DIRECTIONS → Copy the data exactly as it appears, and do not include any pictures.

Extracted records:
____________
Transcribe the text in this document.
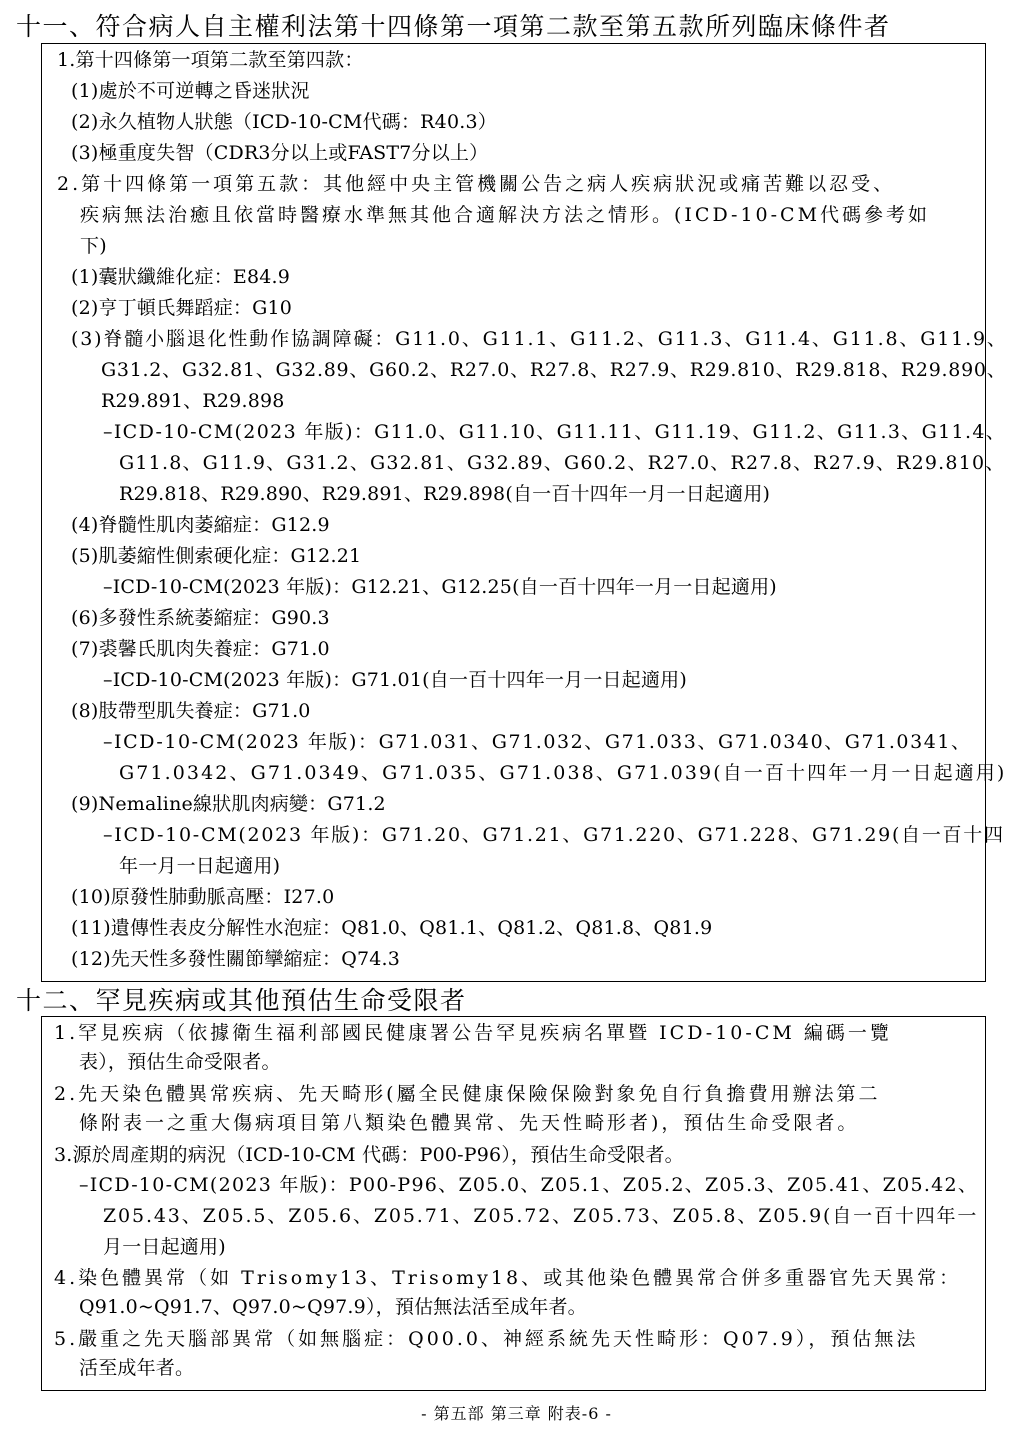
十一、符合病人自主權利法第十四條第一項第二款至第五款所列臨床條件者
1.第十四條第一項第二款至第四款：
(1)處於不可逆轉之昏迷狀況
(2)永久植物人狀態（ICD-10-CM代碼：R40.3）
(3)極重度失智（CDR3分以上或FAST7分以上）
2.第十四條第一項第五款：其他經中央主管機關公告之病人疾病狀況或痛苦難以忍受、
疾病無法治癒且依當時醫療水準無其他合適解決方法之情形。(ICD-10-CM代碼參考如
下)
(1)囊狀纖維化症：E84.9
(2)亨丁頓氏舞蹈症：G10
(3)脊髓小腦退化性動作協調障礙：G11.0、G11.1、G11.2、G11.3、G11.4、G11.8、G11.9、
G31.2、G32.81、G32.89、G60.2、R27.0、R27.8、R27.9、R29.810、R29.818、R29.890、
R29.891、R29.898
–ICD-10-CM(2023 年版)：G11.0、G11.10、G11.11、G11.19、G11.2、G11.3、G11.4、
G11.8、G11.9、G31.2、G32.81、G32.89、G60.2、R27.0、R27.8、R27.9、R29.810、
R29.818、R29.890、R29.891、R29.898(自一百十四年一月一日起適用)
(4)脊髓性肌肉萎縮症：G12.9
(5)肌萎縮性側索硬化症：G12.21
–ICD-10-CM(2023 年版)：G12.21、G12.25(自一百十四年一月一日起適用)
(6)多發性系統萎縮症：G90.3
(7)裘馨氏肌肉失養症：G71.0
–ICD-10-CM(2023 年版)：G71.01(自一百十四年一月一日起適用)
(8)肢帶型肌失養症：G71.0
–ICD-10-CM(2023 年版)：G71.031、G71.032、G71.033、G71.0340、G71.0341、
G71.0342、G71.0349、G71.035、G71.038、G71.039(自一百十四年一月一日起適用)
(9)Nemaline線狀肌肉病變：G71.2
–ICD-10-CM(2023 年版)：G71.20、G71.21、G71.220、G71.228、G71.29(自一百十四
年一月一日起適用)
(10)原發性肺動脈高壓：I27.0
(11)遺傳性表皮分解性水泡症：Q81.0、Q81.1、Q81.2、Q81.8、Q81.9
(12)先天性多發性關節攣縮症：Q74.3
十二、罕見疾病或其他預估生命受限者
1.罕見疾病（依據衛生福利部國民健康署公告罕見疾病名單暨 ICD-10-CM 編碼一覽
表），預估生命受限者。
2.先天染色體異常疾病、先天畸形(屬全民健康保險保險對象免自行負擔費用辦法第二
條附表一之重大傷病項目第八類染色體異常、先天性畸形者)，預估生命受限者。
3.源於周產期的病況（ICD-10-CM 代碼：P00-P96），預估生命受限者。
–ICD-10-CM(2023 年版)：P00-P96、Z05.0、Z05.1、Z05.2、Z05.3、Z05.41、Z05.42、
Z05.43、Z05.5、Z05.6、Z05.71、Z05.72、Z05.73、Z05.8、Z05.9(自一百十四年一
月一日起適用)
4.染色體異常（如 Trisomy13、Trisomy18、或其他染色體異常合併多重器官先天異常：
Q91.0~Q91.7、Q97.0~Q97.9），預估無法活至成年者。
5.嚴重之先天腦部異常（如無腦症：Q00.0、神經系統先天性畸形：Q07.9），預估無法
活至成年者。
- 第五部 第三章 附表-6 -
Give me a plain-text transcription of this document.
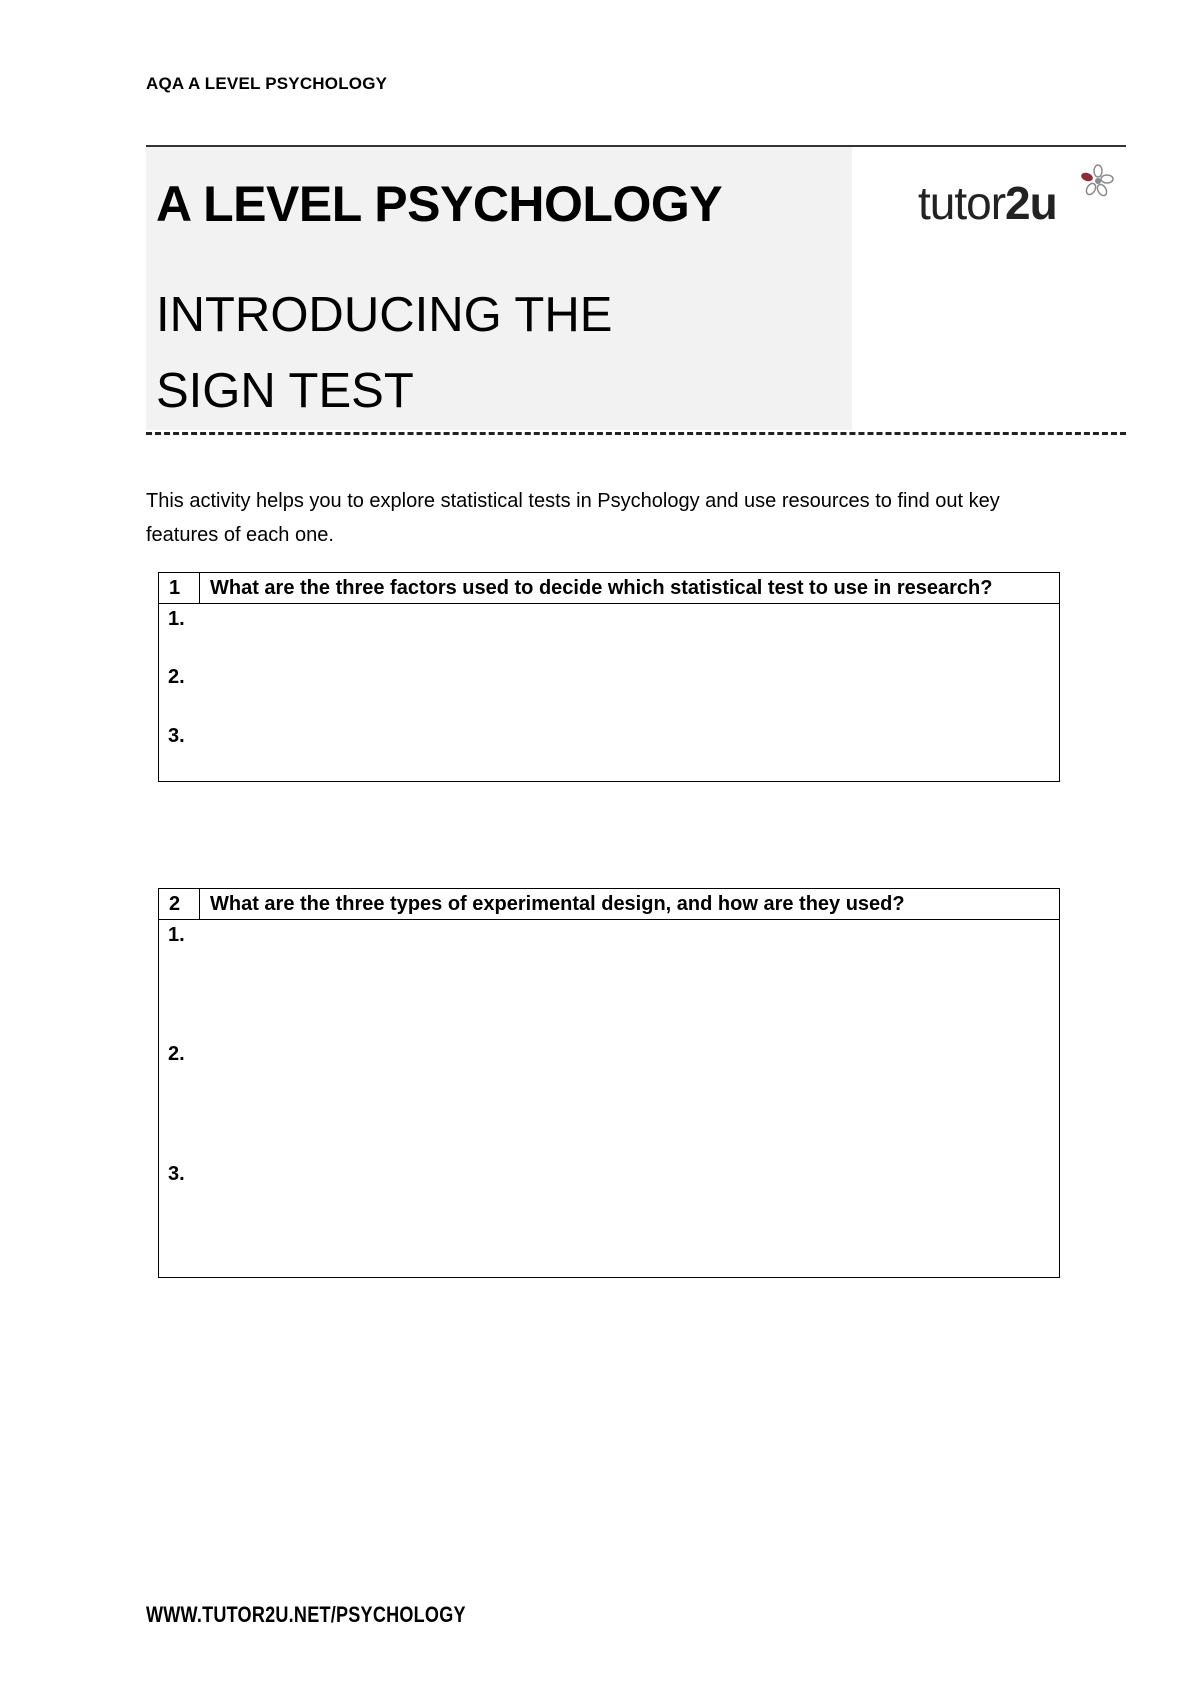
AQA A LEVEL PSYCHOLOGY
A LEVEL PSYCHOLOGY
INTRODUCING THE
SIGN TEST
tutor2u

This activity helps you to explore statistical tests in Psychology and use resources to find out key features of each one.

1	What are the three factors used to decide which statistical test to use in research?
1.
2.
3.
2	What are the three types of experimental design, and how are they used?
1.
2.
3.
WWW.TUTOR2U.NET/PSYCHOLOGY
____________
WRITTEN ANSWER →
Transcribe the text in this document.
十一、符合病人自主權利法第十四條第一項第二款至第五款所列臨床條件者
1.第十四條第一項第二款至第四款：
(1)處於不可逆轉之昏迷狀況
(2)永久植物人狀態（ICD-10-CM代碼：R40.3）
(3)極重度失智（CDR3分以上或FAST7分以上）
2.第十四條第一項第五款：其他經中央主管機關公告之病人疾病狀況或痛苦難以忍受、
疾病無法治癒且依當時醫療水準無其他合適解決方法之情形。(ICD-10-CM代碼參考如
下)
(1)囊狀纖維化症：E84.9
(2)亨丁頓氏舞蹈症：G10
(3)脊髓小腦退化性動作協調障礙：G11.0、G11.1、G11.2、G11.3、G11.4、G11.8、G11.9、
G31.2、G32.81、G32.89、G60.2、R27.0、R27.8、R27.9、R29.810、R29.818、R29.890、
R29.891、R29.898
–ICD-10-CM(2023 年版)：G11.0、G11.10、G11.11、G11.19、G11.2、G11.3、G11.4、
G11.8、G11.9、G31.2、G32.81、G32.89、G60.2、R27.0、R27.8、R27.9、R29.810、
R29.818、R29.890、R29.891、R29.898(自一百十四年一月一日起適用)
(4)脊髓性肌肉萎縮症：G12.9
(5)肌萎縮性側索硬化症：G12.21
–ICD-10-CM(2023 年版)：G12.21、G12.25(自一百十四年一月一日起適用)
(6)多發性系統萎縮症：G90.3
(7)裘馨氏肌肉失養症：G71.0
–ICD-10-CM(2023 年版)：G71.01(自一百十四年一月一日起適用)
(8)肢帶型肌失養症：G71.0
–ICD-10-CM(2023 年版)：G71.031、G71.032、G71.033、G71.0340、G71.0341、
G71.0342、G71.0349、G71.035、G71.038、G71.039(自一百十四年一月一日起適用)
(9)Nemaline線狀肌肉病變：G71.2
–ICD-10-CM(2023 年版)：G71.20、G71.21、G71.220、G71.228、G71.29(自一百十四
年一月一日起適用)
(10)原發性肺動脈高壓：I27.0
(11)遺傳性表皮分解性水泡症：Q81.0、Q81.1、Q81.2、Q81.8、Q81.9
(12)先天性多發性關節攣縮症：Q74.3
十二、罕見疾病或其他預估生命受限者
1.罕見疾病（依據衛生福利部國民健康署公告罕見疾病名單暨 ICD-10-CM 編碼一覽
表），預估生命受限者。
2.先天染色體異常疾病、先天畸形(屬全民健康保險保險對象免自行負擔費用辦法第二
條附表一之重大傷病項目第八類染色體異常、先天性畸形者)，預估生命受限者。
3.源於周產期的病況（ICD-10-CM 代碼：P00-P96），預估生命受限者。
–ICD-10-CM(2023 年版)：P00-P96、Z05.0、Z05.1、Z05.2、Z05.3、Z05.41、Z05.42、
Z05.43、Z05.5、Z05.6、Z05.71、Z05.72、Z05.73、Z05.8、Z05.9(自一百十四年一
月一日起適用)
4.染色體異常（如 Trisomy13、Trisomy18、或其他染色體異常合併多重器官先天異常：
Q91.0~Q91.7、Q97.0~Q97.9），預估無法活至成年者。
5.嚴重之先天腦部異常（如無腦症：Q00.0、神經系統先天性畸形：Q07.9），預估無法
活至成年者。
- 第五部 第三章 附表-6 -
Give me a plain-text transcription of this document.
AQA A LEVEL PSYCHOLOGY
A LEVEL PSYCHOLOGY
INTRODUCING THE
SIGN TEST
tutor2u

This activity helps you to explore statistical tests in Psychology and use resources to find out key features of each one.

1	What are the three factors used to decide which statistical test to use in research?
1.
2.
3.
2	What are the three types of experimental design, and how are they used?
1.
2.
3.
WWW.TUTOR2U.NET/PSYCHOLOGY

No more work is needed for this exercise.